> _YOUR TASK_: Print each line of the listing once more, precisely as given.
── EXCERPTED RECORDS ──
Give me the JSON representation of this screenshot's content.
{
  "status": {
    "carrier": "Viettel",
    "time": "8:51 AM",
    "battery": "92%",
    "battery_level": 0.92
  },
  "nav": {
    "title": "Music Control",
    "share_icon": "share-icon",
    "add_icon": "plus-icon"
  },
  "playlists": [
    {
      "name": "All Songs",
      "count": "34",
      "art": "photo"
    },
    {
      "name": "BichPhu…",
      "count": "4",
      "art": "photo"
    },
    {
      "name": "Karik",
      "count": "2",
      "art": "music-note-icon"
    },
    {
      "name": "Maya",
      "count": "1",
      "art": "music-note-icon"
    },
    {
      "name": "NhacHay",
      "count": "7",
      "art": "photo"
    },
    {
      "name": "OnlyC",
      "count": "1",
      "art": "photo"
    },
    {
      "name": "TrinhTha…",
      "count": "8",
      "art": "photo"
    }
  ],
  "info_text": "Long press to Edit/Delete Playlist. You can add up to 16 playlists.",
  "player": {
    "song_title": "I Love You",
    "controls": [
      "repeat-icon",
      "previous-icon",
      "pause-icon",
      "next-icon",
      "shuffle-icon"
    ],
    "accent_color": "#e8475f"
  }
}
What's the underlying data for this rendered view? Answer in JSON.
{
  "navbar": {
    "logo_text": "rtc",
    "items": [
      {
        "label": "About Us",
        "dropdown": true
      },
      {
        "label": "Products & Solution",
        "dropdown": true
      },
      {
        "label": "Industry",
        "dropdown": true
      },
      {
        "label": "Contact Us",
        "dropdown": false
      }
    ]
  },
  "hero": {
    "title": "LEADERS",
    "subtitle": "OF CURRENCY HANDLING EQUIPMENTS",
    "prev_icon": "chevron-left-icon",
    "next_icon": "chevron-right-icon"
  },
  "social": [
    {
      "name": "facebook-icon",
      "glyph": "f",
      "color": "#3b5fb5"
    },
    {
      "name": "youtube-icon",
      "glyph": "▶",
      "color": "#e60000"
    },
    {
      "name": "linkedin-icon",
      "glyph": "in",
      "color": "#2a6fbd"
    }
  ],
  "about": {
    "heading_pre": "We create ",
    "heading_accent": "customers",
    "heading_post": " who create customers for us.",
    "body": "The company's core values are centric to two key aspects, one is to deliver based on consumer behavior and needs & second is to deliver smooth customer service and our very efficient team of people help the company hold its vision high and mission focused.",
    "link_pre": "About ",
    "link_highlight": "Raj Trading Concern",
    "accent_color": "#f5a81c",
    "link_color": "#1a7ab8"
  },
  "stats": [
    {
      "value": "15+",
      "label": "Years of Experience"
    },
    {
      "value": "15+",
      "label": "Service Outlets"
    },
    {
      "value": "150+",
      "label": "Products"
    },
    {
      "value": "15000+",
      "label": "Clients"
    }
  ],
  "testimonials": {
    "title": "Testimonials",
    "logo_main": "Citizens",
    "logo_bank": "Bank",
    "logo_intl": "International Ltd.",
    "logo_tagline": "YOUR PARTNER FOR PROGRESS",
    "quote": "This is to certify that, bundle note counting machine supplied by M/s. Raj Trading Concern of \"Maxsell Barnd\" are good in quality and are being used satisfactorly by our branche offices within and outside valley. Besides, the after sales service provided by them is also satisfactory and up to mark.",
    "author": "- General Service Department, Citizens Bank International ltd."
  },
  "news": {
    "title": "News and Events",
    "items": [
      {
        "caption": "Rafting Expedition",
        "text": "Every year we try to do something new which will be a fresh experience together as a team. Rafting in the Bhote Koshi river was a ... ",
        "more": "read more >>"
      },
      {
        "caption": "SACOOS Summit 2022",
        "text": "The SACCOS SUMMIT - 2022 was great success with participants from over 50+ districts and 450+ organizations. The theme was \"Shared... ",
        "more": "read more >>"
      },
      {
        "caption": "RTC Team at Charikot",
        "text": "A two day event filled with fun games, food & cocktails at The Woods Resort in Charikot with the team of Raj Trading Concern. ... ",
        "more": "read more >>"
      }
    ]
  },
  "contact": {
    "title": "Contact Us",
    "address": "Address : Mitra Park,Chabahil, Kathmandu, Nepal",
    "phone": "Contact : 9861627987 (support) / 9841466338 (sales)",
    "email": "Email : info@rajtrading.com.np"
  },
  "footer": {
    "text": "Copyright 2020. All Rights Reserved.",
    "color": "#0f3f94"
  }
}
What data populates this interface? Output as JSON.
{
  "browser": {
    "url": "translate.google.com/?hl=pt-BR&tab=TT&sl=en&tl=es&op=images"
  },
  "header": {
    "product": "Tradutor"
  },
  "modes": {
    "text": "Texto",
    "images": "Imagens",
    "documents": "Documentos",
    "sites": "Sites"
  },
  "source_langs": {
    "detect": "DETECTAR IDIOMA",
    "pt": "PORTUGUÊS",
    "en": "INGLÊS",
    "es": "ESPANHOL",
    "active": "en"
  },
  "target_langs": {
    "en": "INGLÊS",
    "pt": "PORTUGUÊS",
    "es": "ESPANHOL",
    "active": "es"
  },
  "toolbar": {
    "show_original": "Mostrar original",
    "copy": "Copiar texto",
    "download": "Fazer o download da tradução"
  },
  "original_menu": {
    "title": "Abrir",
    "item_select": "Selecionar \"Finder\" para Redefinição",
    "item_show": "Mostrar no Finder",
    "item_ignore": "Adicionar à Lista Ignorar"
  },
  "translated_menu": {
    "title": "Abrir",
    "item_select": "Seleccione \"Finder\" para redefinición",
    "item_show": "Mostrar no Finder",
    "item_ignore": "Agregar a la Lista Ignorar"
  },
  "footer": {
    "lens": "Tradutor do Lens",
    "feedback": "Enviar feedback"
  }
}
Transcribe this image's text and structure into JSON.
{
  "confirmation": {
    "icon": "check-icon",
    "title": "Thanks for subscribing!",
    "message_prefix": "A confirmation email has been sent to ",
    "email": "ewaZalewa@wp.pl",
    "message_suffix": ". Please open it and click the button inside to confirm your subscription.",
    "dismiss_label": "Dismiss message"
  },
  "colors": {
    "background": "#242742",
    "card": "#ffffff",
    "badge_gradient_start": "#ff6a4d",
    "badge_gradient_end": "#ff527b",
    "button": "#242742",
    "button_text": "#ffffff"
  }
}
───
> _RESPONSE TO THE TASK_:
Give me the JSON representation of this screenshot's content.
{
  "status": {
    "carrier": "Viettel",
    "time": "8:51 AM",
    "battery": "92%",
    "battery_level": 0.92
  },
  "nav": {
    "title": "Music Control",
    "share_icon": "share-icon",
    "add_icon": "plus-icon"
  },
  "playlists": [
    {
      "name": "All Songs",
      "count": "34",
      "art": "photo"
    },
    {
      "name": "BichPhu…",
      "count": "4",
      "art": "photo"
    },
    {
      "name": "Karik",
      "count": "2",
      "art": "music-note-icon"
    },
    {
      "name": "Maya",
      "count": "1",
      "art": "music-note-icon"
    },
    {
      "name": "NhacHay",
      "count": "7",
      "art": "photo"
    },
    {
      "name": "OnlyC",
      "count": "1",
      "art": "photo"
    },
    {
      "name": "TrinhTha…",
      "count": "8",
      "art": "photo"
    }
  ],
  "info_text": "Long press to Edit/Delete Playlist. You can add up to 16 playlists.",
  "player": {
    "song_title": "I Love You",
    "controls": [
      "repeat-icon",
      "previous-icon",
      "pause-icon",
      "next-icon",
      "shuffle-icon"
    ],
    "accent_color": "#e8475f"
  }
}
What's the underlying data for this rendered view? Answer in JSON.
{
  "navbar": {
    "logo_text": "rtc",
    "items": [
      {
        "label": "About Us",
        "dropdown": true
      },
      {
        "label": "Products & Solution",
        "dropdown": true
      },
      {
        "label": "Industry",
        "dropdown": true
      },
      {
        "label": "Contact Us",
        "dropdown": false
      }
    ]
  },
  "hero": {
    "title": "LEADERS",
    "subtitle": "OF CURRENCY HANDLING EQUIPMENTS",
    "prev_icon": "chevron-left-icon",
    "next_icon": "chevron-right-icon"
  },
  "social": [
    {
      "name": "facebook-icon",
      "glyph": "f",
      "color": "#3b5fb5"
    },
    {
      "name": "youtube-icon",
      "glyph": "▶",
      "color": "#e60000"
    },
    {
      "name": "linkedin-icon",
      "glyph": "in",
      "color": "#2a6fbd"
    }
  ],
  "about": {
    "heading_pre": "We create ",
    "heading_accent": "customers",
    "heading_post": " who create customers for us.",
    "body": "The company's core values are centric to two key aspects, one is to deliver based on consumer behavior and needs & second is to deliver smooth customer service and our very efficient team of people help the company hold its vision high and mission focused.",
    "link_pre": "About ",
    "link_highlight": "Raj Trading Concern",
    "accent_color": "#f5a81c",
    "link_color": "#1a7ab8"
  },
  "stats": [
    {
      "value": "15+",
      "label": "Years of Experience"
    },
    {
      "value": "15+",
      "label": "Service Outlets"
    },
    {
      "value": "150+",
      "label": "Products"
    },
    {
      "value": "15000+",
      "label": "Clients"
    }
  ],
  "testimonials": {
    "title": "Testimonials",
    "logo_main": "Citizens",
    "logo_bank": "Bank",
    "logo_intl": "International Ltd.",
    "logo_tagline": "YOUR PARTNER FOR PROGRESS",
    "quote": "This is to certify that, bundle note counting machine supplied by M/s. Raj Trading Concern of \"Maxsell Barnd\" are good in quality and are being used satisfactorly by our branche offices within and outside valley. Besides, the after sales service provided by them is also satisfactory and up to mark.",
    "author": "- General Service Department, Citizens Bank International ltd."
  },
  "news": {
    "title": "News and Events",
    "items": [
      {
        "caption": "Rafting Expedition",
        "text": "Every year we try to do something new which will be a fresh experience together as a team. Rafting in the Bhote Koshi river was a ... ",
        "more": "read more >>"
      },
      {
        "caption": "SACOOS Summit 2022",
        "text": "The SACCOS SUMMIT - 2022 was great success with participants from over 50+ districts and 450+ organizations. The theme was \"Shared... ",
        "more": "read more >>"
      },
      {
        "caption": "RTC Team at Charikot",
        "text": "A two day event filled with fun games, food & cocktails at The Woods Resort in Charikot with the team of Raj Trading Concern. ... ",
        "more": "read more >>"
      }
    ]
  },
  "contact": {
    "title": "Contact Us",
    "address": "Address : Mitra Park,Chabahil, Kathmandu, Nepal",
    "phone": "Contact : 9861627987 (support) / 9841466338 (sales)",
    "email": "Email : info@rajtrading.com.np"
  },
  "footer": {
    "text": "Copyright 2020. All Rights Reserved.",
    "color": "#0f3f94"
  }
}
What data populates this interface? Output as JSON.
{
  "browser": {
    "url": "translate.google.com/?hl=pt-BR&tab=TT&sl=en&tl=es&op=images"
  },
  "header": {
    "product": "Tradutor"
  },
  "modes": {
    "text": "Texto",
    "images": "Imagens",
    "documents": "Documentos",
    "sites": "Sites"
  },
  "source_langs": {
    "detect": "DETECTAR IDIOMA",
    "pt": "PORTUGUÊS",
    "en": "INGLÊS",
    "es": "ESPANHOL",
    "active": "en"
  },
  "target_langs": {
    "en": "INGLÊS",
    "pt": "PORTUGUÊS",
    "es": "ESPANHOL",
    "active": "es"
  },
  "toolbar": {
    "show_original": "Mostrar original",
    "copy": "Copiar texto",
    "download": "Fazer o download da tradução"
  },
  "original_menu": {
    "title": "Abrir",
    "item_select": "Selecionar \"Finder\" para Redefinição",
    "item_show": "Mostrar no Finder",
    "item_ignore": "Adicionar à Lista Ignorar"
  },
  "translated_menu": {
    "title": "Abrir",
    "item_select": "Seleccione \"Finder\" para redefinición",
    "item_show": "Mostrar no Finder",
    "item_ignore": "Agregar a la Lista Ignorar"
  },
  "footer": {
    "lens": "Tradutor do Lens",
    "feedback": "Enviar feedback"
  }
}
Transcribe this image's text and structure into JSON.
{
  "confirmation": {
    "icon": "check-icon",
    "title": "Thanks for subscribing!",
    "message_prefix": "A confirmation email has been sent to ",
    "email": "ewaZalewa@wp.pl",
    "message_suffix": ". Please open it and click the button inside to confirm your subscription.",
    "dismiss_label": "Dismiss message"
  },
  "colors": {
    "background": "#242742",
    "card": "#ffffff",
    "badge_gradient_start": "#ff6a4d",
    "badge_gradient_end": "#ff527b",
    "button": "#242742",
    "button_text": "#ffffff"
  }
}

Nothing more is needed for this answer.